[Dataset items]
_ _ _
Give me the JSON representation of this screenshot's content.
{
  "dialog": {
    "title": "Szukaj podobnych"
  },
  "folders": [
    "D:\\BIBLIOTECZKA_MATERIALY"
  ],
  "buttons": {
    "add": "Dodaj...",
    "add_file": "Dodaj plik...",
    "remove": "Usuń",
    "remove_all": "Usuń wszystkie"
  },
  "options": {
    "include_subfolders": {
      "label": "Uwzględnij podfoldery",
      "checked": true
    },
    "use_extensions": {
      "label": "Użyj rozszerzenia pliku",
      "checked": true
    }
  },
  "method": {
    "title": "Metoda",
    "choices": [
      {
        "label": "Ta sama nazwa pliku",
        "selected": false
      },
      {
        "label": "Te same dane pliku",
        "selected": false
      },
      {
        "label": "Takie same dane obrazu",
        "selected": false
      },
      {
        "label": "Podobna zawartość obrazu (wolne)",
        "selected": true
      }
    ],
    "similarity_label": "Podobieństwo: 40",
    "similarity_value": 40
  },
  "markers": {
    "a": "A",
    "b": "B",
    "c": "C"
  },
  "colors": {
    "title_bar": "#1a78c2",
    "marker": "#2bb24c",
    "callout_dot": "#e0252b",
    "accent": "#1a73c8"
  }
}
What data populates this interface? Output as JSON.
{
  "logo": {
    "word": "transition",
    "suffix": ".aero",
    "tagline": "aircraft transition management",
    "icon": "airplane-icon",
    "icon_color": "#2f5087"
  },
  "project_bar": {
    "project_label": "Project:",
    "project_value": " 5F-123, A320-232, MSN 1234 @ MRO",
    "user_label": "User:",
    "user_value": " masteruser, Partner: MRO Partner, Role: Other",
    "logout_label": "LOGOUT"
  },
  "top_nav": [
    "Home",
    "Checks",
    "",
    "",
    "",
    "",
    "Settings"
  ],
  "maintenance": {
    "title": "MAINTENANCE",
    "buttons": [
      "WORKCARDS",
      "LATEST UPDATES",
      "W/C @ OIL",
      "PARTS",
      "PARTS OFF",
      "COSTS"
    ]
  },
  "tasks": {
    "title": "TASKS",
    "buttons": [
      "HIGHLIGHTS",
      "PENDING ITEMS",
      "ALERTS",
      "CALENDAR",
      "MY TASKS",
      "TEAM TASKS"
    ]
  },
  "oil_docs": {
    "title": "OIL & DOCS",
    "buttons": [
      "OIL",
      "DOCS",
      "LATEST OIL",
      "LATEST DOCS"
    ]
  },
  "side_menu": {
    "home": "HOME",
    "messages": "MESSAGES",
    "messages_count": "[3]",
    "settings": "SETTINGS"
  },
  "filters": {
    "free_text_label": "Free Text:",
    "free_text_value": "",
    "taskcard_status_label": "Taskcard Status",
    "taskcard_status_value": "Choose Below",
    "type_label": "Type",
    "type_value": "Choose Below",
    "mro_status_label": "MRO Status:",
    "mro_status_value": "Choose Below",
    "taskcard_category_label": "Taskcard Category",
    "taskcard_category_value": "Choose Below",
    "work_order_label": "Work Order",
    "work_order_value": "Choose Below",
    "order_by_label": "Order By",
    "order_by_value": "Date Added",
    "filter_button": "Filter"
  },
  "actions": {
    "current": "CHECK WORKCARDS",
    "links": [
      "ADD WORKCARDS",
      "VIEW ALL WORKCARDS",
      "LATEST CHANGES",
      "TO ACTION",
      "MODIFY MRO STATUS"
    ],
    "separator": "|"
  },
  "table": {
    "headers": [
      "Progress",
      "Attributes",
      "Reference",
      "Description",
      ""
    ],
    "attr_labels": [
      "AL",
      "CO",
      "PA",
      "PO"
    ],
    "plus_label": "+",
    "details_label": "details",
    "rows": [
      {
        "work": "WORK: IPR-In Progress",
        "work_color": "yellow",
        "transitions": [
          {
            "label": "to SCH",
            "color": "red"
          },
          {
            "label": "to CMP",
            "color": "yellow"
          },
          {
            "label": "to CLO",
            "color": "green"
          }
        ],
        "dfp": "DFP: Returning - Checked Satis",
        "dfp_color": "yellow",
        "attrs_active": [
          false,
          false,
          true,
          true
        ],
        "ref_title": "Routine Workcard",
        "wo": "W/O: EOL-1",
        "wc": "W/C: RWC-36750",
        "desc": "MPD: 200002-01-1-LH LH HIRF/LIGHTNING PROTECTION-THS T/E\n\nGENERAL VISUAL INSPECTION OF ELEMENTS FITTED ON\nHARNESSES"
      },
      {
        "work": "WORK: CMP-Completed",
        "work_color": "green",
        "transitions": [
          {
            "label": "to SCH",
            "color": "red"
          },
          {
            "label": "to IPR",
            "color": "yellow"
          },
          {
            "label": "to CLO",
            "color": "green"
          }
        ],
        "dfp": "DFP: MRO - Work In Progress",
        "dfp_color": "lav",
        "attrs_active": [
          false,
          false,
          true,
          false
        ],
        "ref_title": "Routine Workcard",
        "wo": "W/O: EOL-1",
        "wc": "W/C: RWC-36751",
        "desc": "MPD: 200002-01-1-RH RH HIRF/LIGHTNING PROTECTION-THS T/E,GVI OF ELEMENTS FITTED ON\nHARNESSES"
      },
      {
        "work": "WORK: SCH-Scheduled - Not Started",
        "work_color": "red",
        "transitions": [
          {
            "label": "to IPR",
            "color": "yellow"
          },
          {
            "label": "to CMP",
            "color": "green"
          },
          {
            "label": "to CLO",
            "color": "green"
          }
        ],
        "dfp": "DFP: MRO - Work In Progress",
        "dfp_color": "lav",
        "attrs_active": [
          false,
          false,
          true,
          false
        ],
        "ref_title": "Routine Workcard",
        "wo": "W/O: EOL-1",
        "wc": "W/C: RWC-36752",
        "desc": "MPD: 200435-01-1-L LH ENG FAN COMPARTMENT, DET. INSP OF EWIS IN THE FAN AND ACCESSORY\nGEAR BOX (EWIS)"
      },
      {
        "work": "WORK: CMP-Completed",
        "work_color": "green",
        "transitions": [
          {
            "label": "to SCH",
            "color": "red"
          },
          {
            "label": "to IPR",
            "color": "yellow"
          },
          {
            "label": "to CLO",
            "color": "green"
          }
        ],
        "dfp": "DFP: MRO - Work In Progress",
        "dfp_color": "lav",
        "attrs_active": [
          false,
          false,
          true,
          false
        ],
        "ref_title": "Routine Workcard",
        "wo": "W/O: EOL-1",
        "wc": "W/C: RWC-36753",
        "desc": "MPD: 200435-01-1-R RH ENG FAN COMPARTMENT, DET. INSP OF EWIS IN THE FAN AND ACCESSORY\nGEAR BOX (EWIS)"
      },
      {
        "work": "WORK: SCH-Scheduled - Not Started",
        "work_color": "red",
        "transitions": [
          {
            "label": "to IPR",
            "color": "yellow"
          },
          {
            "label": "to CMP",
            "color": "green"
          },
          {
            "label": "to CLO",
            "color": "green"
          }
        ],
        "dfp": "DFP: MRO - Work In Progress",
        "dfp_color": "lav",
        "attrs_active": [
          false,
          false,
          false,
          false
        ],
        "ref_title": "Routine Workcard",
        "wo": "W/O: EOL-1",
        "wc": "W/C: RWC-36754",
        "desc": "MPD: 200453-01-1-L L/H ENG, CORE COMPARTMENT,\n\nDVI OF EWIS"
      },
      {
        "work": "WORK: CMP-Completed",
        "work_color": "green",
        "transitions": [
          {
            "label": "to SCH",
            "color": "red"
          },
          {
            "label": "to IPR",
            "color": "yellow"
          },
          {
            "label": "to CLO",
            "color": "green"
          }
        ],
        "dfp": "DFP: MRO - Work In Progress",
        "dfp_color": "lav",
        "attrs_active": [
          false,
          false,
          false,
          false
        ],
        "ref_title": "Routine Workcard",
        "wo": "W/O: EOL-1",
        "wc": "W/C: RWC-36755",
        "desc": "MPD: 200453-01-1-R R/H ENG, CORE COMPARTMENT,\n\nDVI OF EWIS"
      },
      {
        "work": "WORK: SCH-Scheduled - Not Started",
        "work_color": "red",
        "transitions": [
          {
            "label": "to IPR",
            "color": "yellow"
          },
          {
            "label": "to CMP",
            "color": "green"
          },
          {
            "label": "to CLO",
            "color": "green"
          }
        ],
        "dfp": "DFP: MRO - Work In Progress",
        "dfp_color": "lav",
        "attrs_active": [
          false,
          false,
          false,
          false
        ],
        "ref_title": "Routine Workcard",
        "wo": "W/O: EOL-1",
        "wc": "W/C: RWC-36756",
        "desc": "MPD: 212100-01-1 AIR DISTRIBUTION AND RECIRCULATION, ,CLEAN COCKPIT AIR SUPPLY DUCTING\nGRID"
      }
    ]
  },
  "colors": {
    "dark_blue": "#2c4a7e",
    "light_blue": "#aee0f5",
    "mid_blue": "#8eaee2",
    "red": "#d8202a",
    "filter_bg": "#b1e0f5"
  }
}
_ _ _
» Task goal: Take every line from the records above that has the word "pliku" and copy it.

» Solution to this task:
      "label": "Użyj rozszerzenia pliku",
        "label": "Ta sama nazwa pliku",
        "label": "Te same dane pliku",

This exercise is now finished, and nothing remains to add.